%%
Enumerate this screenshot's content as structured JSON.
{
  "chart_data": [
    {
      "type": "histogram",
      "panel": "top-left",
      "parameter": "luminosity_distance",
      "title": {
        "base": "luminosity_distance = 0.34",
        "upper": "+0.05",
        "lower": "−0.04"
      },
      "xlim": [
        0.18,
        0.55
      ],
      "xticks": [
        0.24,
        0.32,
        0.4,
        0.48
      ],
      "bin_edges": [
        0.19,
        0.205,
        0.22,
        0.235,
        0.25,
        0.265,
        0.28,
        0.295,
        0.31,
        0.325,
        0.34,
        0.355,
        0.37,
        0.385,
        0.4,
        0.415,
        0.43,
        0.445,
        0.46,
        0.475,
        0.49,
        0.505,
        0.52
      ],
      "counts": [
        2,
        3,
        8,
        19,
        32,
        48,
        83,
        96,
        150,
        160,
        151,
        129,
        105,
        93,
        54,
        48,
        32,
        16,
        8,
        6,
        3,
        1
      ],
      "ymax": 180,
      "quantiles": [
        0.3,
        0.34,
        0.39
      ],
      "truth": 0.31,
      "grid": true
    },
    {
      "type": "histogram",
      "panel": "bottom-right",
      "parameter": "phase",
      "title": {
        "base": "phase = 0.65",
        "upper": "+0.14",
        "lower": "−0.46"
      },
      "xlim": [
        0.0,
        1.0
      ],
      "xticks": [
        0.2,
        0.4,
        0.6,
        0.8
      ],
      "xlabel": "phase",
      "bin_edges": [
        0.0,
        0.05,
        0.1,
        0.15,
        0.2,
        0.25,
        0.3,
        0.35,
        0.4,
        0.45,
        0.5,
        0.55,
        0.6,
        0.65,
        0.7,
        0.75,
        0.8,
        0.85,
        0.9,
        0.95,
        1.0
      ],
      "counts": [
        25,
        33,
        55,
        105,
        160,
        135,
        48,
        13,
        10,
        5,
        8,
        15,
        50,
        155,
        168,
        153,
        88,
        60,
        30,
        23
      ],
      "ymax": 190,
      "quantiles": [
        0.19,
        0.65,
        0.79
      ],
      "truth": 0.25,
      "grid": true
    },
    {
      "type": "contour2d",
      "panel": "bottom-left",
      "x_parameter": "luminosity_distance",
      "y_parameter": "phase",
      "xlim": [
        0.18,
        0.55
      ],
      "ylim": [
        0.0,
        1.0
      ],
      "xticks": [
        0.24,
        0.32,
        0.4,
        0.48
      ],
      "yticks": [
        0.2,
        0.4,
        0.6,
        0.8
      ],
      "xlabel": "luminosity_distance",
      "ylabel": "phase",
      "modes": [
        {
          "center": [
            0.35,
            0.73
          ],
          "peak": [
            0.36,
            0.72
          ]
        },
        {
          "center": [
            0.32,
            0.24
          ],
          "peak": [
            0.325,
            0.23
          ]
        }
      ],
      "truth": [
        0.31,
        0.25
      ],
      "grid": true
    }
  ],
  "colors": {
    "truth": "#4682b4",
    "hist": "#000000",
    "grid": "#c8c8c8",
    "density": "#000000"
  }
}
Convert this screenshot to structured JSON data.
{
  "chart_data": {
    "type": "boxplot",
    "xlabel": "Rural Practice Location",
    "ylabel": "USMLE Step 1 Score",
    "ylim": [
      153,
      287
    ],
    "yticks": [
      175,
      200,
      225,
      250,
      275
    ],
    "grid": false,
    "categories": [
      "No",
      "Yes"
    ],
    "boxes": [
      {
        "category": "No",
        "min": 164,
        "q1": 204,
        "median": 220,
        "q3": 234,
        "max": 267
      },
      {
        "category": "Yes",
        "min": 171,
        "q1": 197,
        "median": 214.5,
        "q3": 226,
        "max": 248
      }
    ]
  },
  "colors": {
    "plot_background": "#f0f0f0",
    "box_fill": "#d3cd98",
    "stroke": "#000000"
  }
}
%%
WORK TO DO.
Find each line holding the word "xlabel" and copy it.

REPLY.
      "xlabel": "phase",
      "xlabel": "luminosity_distance",
    "xlabel": "Rural Practice Location",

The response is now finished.